-- START OF Data shown --
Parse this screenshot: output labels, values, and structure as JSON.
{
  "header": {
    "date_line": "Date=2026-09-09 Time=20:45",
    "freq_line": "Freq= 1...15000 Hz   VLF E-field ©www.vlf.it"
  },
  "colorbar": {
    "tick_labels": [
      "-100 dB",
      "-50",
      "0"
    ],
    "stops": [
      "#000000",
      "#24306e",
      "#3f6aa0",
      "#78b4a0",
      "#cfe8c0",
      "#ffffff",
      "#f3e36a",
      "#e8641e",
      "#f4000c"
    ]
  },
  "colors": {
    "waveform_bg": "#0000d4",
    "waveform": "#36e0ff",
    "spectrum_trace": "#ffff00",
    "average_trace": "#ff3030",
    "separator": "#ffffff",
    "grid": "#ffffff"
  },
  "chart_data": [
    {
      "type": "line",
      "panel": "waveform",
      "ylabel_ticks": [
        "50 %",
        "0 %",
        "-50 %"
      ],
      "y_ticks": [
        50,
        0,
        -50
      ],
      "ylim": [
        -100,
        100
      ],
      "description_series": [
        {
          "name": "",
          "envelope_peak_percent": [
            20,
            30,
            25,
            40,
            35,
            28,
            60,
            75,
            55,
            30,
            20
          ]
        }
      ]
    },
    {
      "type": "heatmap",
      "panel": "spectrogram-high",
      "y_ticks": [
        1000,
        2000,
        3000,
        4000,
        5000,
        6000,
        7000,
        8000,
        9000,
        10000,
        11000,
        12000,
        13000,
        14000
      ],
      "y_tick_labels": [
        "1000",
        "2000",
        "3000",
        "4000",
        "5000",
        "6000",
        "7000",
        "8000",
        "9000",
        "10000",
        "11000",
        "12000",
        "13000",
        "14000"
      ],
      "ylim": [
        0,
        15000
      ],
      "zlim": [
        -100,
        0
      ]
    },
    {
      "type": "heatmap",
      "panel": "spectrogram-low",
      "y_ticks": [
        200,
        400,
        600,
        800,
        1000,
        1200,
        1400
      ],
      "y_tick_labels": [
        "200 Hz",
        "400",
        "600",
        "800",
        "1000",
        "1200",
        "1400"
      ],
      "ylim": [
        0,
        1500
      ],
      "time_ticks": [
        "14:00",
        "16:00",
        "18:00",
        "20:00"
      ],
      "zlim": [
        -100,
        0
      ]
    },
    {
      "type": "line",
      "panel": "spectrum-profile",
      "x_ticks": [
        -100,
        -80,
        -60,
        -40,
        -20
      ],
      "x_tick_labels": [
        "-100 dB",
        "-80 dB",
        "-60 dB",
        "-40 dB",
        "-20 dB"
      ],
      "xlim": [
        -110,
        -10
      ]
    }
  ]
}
-- END OF Data shown --
Write out the whole listing exactly.

Parse this screenshot: output labels, values, and structure as JSON.
{
  "header": {
    "date_line": "Date=2026-09-09 Time=20:45",
    "freq_line": "Freq= 1...15000 Hz   VLF E-field ©www.vlf.it"
  },
  "colorbar": {
    "tick_labels": [
      "-100 dB",
      "-50",
      "0"
    ],
    "stops": [
      "#000000",
      "#24306e",
      "#3f6aa0",
      "#78b4a0",
      "#cfe8c0",
      "#ffffff",
      "#f3e36a",
      "#e8641e",
      "#f4000c"
    ]
  },
  "colors": {
    "waveform_bg": "#0000d4",
    "waveform": "#36e0ff",
    "spectrum_trace": "#ffff00",
    "average_trace": "#ff3030",
    "separator": "#ffffff",
    "grid": "#ffffff"
  },
  "chart_data": [
    {
      "type": "line",
      "panel": "waveform",
      "ylabel_ticks": [
        "50 %",
        "0 %",
        "-50 %"
      ],
      "y_ticks": [
        50,
        0,
        -50
      ],
      "ylim": [
        -100,
        100
      ],
      "description_series": [
        {
          "name": "",
          "envelope_peak_percent": [
            20,
            30,
            25,
            40,
            35,
            28,
            60,
            75,
            55,
            30,
            20
          ]
        }
      ]
    },
    {
      "type": "heatmap",
      "panel": "spectrogram-high",
      "y_ticks": [
        1000,
        2000,
        3000,
        4000,
        5000,
        6000,
        7000,
        8000,
        9000,
        10000,
        11000,
        12000,
        13000,
        14000
      ],
      "y_tick_labels": [
        "1000",
        "2000",
        "3000",
        "4000",
        "5000",
        "6000",
        "7000",
        "8000",
        "9000",
        "10000",
        "11000",
        "12000",
        "13000",
        "14000"
      ],
      "ylim": [
        0,
        15000
      ],
      "zlim": [
        -100,
        0
      ]
    },
    {
      "type": "heatmap",
      "panel": "spectrogram-low",
      "y_ticks": [
        200,
        400,
        600,
        800,
        1000,
        1200,
        1400
      ],
      "y_tick_labels": [
        "200 Hz",
        "400",
        "600",
        "800",
        "1000",
        "1200",
        "1400"
      ],
      "ylim": [
        0,
        1500
      ],
      "time_ticks": [
        "14:00",
        "16:00",
        "18:00",
        "20:00"
      ],
      "zlim": [
        -100,
        0
      ]
    },
    {
      "type": "line",
      "panel": "spectrum-profile",
      "x_ticks": [
        -100,
        -80,
        -60,
        -40,
        -20
      ],
      "x_tick_labels": [
        "-100 dB",
        "-80 dB",
        "-60 dB",
        "-40 dB",
        "-20 dB"
      ],
      "xlim": [
        -110,
        -10
      ]
    }
  ]
}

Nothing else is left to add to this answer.